Data entries for graphics:
=== Section Start ===
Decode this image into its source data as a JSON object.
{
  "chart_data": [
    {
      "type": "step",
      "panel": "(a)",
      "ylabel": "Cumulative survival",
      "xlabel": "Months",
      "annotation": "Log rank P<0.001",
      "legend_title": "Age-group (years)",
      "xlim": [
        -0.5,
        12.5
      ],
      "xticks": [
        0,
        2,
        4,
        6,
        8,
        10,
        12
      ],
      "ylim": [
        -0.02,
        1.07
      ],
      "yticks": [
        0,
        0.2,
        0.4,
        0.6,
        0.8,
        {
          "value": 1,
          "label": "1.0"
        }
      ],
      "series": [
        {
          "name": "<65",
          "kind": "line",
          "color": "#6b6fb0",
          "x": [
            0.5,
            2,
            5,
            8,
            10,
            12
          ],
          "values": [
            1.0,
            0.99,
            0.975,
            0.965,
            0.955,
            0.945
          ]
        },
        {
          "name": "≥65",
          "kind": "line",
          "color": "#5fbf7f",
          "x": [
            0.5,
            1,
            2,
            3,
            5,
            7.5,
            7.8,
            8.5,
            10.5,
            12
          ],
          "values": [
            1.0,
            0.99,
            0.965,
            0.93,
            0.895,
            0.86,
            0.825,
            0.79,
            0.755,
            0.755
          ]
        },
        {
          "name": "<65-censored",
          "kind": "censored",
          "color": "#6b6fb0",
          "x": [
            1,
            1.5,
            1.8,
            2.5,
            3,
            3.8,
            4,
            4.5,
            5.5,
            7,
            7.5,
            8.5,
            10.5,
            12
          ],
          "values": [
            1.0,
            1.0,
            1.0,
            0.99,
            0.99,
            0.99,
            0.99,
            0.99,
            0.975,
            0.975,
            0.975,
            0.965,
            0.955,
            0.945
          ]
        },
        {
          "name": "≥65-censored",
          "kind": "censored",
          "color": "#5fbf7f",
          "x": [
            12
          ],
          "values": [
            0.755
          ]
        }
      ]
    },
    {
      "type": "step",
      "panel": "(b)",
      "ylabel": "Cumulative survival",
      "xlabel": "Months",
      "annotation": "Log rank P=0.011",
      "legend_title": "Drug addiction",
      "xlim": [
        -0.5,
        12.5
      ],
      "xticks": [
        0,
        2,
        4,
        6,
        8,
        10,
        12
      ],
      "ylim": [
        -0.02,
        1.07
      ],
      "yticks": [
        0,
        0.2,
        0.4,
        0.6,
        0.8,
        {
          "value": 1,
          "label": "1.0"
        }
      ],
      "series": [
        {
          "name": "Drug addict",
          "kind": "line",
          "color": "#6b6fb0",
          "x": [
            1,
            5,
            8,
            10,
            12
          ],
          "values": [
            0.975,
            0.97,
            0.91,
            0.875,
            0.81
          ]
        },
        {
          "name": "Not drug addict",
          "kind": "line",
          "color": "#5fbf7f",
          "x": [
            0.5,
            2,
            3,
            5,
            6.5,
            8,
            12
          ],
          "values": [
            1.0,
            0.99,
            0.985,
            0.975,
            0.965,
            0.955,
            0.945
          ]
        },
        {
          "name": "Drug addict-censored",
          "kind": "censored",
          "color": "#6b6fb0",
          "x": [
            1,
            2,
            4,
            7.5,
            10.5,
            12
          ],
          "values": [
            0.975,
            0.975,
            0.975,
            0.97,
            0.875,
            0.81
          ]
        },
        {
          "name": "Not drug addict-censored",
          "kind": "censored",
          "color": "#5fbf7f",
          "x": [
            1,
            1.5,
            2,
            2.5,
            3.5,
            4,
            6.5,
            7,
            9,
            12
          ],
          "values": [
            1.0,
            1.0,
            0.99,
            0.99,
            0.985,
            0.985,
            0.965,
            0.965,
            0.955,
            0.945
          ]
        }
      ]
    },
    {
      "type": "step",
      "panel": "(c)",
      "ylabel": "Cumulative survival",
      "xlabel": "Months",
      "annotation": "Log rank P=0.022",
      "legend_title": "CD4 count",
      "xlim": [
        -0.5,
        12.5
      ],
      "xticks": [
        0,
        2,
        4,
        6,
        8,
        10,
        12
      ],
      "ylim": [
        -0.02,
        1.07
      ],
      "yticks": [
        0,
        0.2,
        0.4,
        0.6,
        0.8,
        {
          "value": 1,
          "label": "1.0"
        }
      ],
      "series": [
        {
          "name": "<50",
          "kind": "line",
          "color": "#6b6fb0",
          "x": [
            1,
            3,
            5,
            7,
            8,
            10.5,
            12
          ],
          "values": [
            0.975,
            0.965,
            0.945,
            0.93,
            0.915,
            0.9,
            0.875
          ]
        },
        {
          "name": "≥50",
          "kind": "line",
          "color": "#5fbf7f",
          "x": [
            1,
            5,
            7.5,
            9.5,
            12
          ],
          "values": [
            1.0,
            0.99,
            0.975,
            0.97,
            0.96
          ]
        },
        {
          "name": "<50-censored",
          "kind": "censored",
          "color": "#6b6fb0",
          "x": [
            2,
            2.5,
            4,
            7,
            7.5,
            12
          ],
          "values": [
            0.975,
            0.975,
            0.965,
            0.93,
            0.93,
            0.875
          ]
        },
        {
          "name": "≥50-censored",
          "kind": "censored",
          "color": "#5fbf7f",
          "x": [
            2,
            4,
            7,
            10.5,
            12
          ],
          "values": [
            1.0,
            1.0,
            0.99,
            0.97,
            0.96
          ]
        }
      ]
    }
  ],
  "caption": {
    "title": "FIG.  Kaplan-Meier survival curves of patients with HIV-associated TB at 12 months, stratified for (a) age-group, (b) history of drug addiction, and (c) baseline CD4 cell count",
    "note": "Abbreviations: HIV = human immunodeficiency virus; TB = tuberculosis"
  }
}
=== Section End ===
The answer consists of every entry, returned exactly.

Your response:
Decode this image into its source data as a JSON object.
{
  "chart_data": [
    {
      "type": "step",
      "panel": "(a)",
      "ylabel": "Cumulative survival",
      "xlabel": "Months",
      "annotation": "Log rank P<0.001",
      "legend_title": "Age-group (years)",
      "xlim": [
        -0.5,
        12.5
      ],
      "xticks": [
        0,
        2,
        4,
        6,
        8,
        10,
        12
      ],
      "ylim": [
        -0.02,
        1.07
      ],
      "yticks": [
        0,
        0.2,
        0.4,
        0.6,
        0.8,
        {
          "value": 1,
          "label": "1.0"
        }
      ],
      "series": [
        {
          "name": "<65",
          "kind": "line",
          "color": "#6b6fb0",
          "x": [
            0.5,
            2,
            5,
            8,
            10,
            12
          ],
          "values": [
            1.0,
            0.99,
            0.975,
            0.965,
            0.955,
            0.945
          ]
        },
        {
          "name": "≥65",
          "kind": "line",
          "color": "#5fbf7f",
          "x": [
            0.5,
            1,
            2,
            3,
            5,
            7.5,
            7.8,
            8.5,
            10.5,
            12
          ],
          "values": [
            1.0,
            0.99,
            0.965,
            0.93,
            0.895,
            0.86,
            0.825,
            0.79,
            0.755,
            0.755
          ]
        },
        {
          "name": "<65-censored",
          "kind": "censored",
          "color": "#6b6fb0",
          "x": [
            1,
            1.5,
            1.8,
            2.5,
            3,
            3.8,
            4,
            4.5,
            5.5,
            7,
            7.5,
            8.5,
            10.5,
            12
          ],
          "values": [
            1.0,
            1.0,
            1.0,
            0.99,
            0.99,
            0.99,
            0.99,
            0.99,
            0.975,
            0.975,
            0.975,
            0.965,
            0.955,
            0.945
          ]
        },
        {
          "name": "≥65-censored",
          "kind": "censored",
          "color": "#5fbf7f",
          "x": [
            12
          ],
          "values": [
            0.755
          ]
        }
      ]
    },
    {
      "type": "step",
      "panel": "(b)",
      "ylabel": "Cumulative survival",
      "xlabel": "Months",
      "annotation": "Log rank P=0.011",
      "legend_title": "Drug addiction",
      "xlim": [
        -0.5,
        12.5
      ],
      "xticks": [
        0,
        2,
        4,
        6,
        8,
        10,
        12
      ],
      "ylim": [
        -0.02,
        1.07
      ],
      "yticks": [
        0,
        0.2,
        0.4,
        0.6,
        0.8,
        {
          "value": 1,
          "label": "1.0"
        }
      ],
      "series": [
        {
          "name": "Drug addict",
          "kind": "line",
          "color": "#6b6fb0",
          "x": [
            1,
            5,
            8,
            10,
            12
          ],
          "values": [
            0.975,
            0.97,
            0.91,
            0.875,
            0.81
          ]
        },
        {
          "name": "Not drug addict",
          "kind": "line",
          "color": "#5fbf7f",
          "x": [
            0.5,
            2,
            3,
            5,
            6.5,
            8,
            12
          ],
          "values": [
            1.0,
            0.99,
            0.985,
            0.975,
            0.965,
            0.955,
            0.945
          ]
        },
        {
          "name": "Drug addict-censored",
          "kind": "censored",
          "color": "#6b6fb0",
          "x": [
            1,
            2,
            4,
            7.5,
            10.5,
            12
          ],
          "values": [
            0.975,
            0.975,
            0.975,
            0.97,
            0.875,
            0.81
          ]
        },
        {
          "name": "Not drug addict-censored",
          "kind": "censored",
          "color": "#5fbf7f",
          "x": [
            1,
            1.5,
            2,
            2.5,
            3.5,
            4,
            6.5,
            7,
            9,
            12
          ],
          "values": [
            1.0,
            1.0,
            0.99,
            0.99,
            0.985,
            0.985,
            0.965,
            0.965,
            0.955,
            0.945
          ]
        }
      ]
    },
    {
      "type": "step",
      "panel": "(c)",
      "ylabel": "Cumulative survival",
      "xlabel": "Months",
      "annotation": "Log rank P=0.022",
      "legend_title": "CD4 count",
      "xlim": [
        -0.5,
        12.5
      ],
      "xticks": [
        0,
        2,
        4,
        6,
        8,
        10,
        12
      ],
      "ylim": [
        -0.02,
        1.07
      ],
      "yticks": [
        0,
        0.2,
        0.4,
        0.6,
        0.8,
        {
          "value": 1,
          "label": "1.0"
        }
      ],
      "series": [
        {
          "name": "<50",
          "kind": "line",
          "color": "#6b6fb0",
          "x": [
            1,
            3,
            5,
            7,
            8,
            10.5,
            12
          ],
          "values": [
            0.975,
            0.965,
            0.945,
            0.93,
            0.915,
            0.9,
            0.875
          ]
        },
        {
          "name": "≥50",
          "kind": "line",
          "color": "#5fbf7f",
          "x": [
            1,
            5,
            7.5,
            9.5,
            12
          ],
          "values": [
            1.0,
            0.99,
            0.975,
            0.97,
            0.96
          ]
        },
        {
          "name": "<50-censored",
          "kind": "censored",
          "color": "#6b6fb0",
          "x": [
            2,
            2.5,
            4,
            7,
            7.5,
            12
          ],
          "values": [
            0.975,
            0.975,
            0.965,
            0.93,
            0.93,
            0.875
          ]
        },
        {
          "name": "≥50-censored",
          "kind": "censored",
          "color": "#5fbf7f",
          "x": [
            2,
            4,
            7,
            10.5,
            12
          ],
          "values": [
            1.0,
            1.0,
            0.99,
            0.97,
            0.96
          ]
        }
      ]
    }
  ],
  "caption": {
    "title": "FIG.  Kaplan-Meier survival curves of patients with HIV-associated TB at 12 months, stratified for (a) age-group, (b) history of drug addiction, and (c) baseline CD4 cell count",
    "note": "Abbreviations: HIV = human immunodeficiency virus; TB = tuberculosis"
  }
}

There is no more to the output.